<<<<
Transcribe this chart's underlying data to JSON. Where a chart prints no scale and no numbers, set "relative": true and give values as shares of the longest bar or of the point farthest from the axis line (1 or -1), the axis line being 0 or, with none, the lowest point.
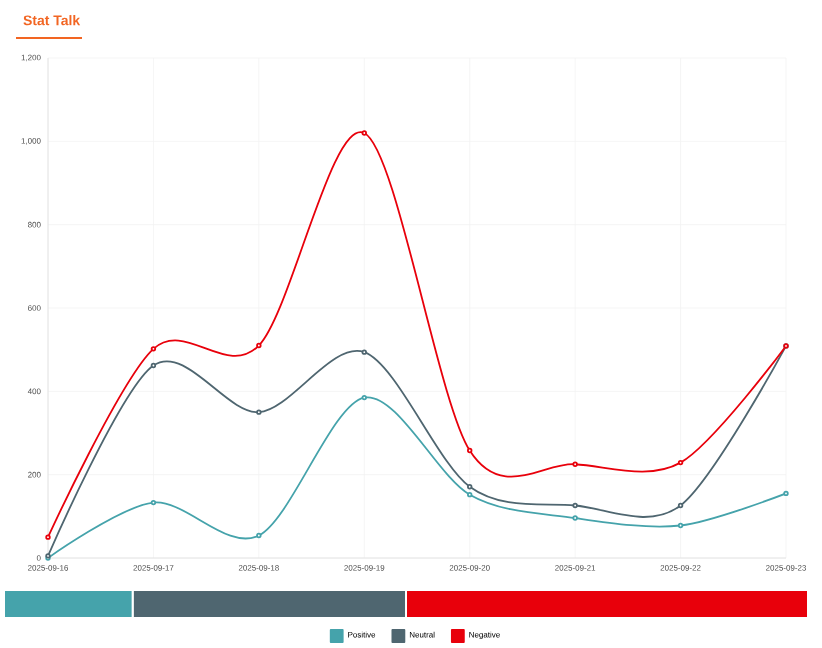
{
  "chart_data": [
    {
      "type": "line",
      "title": "Stat Talk",
      "categories": [
        "2025-09-16",
        "2025-09-17",
        "2025-09-18",
        "2025-09-19",
        "2025-09-20",
        "2025-09-21",
        "2025-09-22",
        "2025-09-23"
      ],
      "series": [
        {
          "name": "Positive",
          "color": "#45a3ab",
          "values": [
            0,
            133,
            54,
            385,
            152,
            96,
            78,
            155
          ]
        },
        {
          "name": "Neutral",
          "color": "#4f6670",
          "values": [
            5,
            462,
            350,
            494,
            171,
            126,
            126,
            509
          ]
        },
        {
          "name": "Negative",
          "color": "#e8000b",
          "values": [
            50,
            502,
            510,
            1020,
            258,
            225,
            229,
            509
          ]
        }
      ],
      "ylim": [
        0,
        1200
      ],
      "yticks": [
        0,
        200,
        400,
        600,
        800,
        {
          "value": 1000,
          "label": "1,000"
        },
        {
          "value": 1200,
          "label": "1,200"
        }
      ],
      "grid": true,
      "legend": "bottom",
      "marker": "circle",
      "line_style": "solid"
    },
    {
      "type": "bar",
      "orientation": "horizontal",
      "stacked": true,
      "relative": true,
      "categories": [
        null
      ],
      "series": [
        {
          "color": "#45a3ab",
          "values": [
            0.16
          ]
        },
        {
          "color": "#4f6670",
          "values": [
            0.34
          ]
        },
        {
          "color": "#e8000b",
          "values": [
            0.5
          ]
        }
      ]
    }
  ]
}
>>>>
**Exercise objective**:
Reproduce all entries without any change, and omit the pictures.

**Complete response**:
Transcribe this chart's underlying data to JSON. Where a chart prints no scale and no numbers, set "relative": true and give values as shares of the longest bar or of the point farthest from the axis line (1 or -1), the axis line being 0 or, with none, the lowest point.
{
  "chart_data": [
    {
      "type": "line",
      "title": "Stat Talk",
      "categories": [
        "2025-09-16",
        "2025-09-17",
        "2025-09-18",
        "2025-09-19",
        "2025-09-20",
        "2025-09-21",
        "2025-09-22",
        "2025-09-23"
      ],
      "series": [
        {
          "name": "Positive",
          "color": "#45a3ab",
          "values": [
            0,
            133,
            54,
            385,
            152,
            96,
            78,
            155
          ]
        },
        {
          "name": "Neutral",
          "color": "#4f6670",
          "values": [
            5,
            462,
            350,
            494,
            171,
            126,
            126,
            509
          ]
        },
        {
          "name": "Negative",
          "color": "#e8000b",
          "values": [
            50,
            502,
            510,
            1020,
            258,
            225,
            229,
            509
          ]
        }
      ],
      "ylim": [
        0,
        1200
      ],
      "yticks": [
        0,
        200,
        400,
        600,
        800,
        {
          "value": 1000,
          "label": "1,000"
        },
        {
          "value": 1200,
          "label": "1,200"
        }
      ],
      "grid": true,
      "legend": "bottom",
      "marker": "circle",
      "line_style": "solid"
    },
    {
      "type": "bar",
      "orientation": "horizontal",
      "stacked": true,
      "relative": true,
      "categories": [
        null
      ],
      "series": [
        {
          "color": "#45a3ab",
          "values": [
            0.16
          ]
        },
        {
          "color": "#4f6670",
          "values": [
            0.34
          ]
        },
        {
          "color": "#e8000b",
          "values": [
            0.5
          ]
        }
      ]
    }
  ]
}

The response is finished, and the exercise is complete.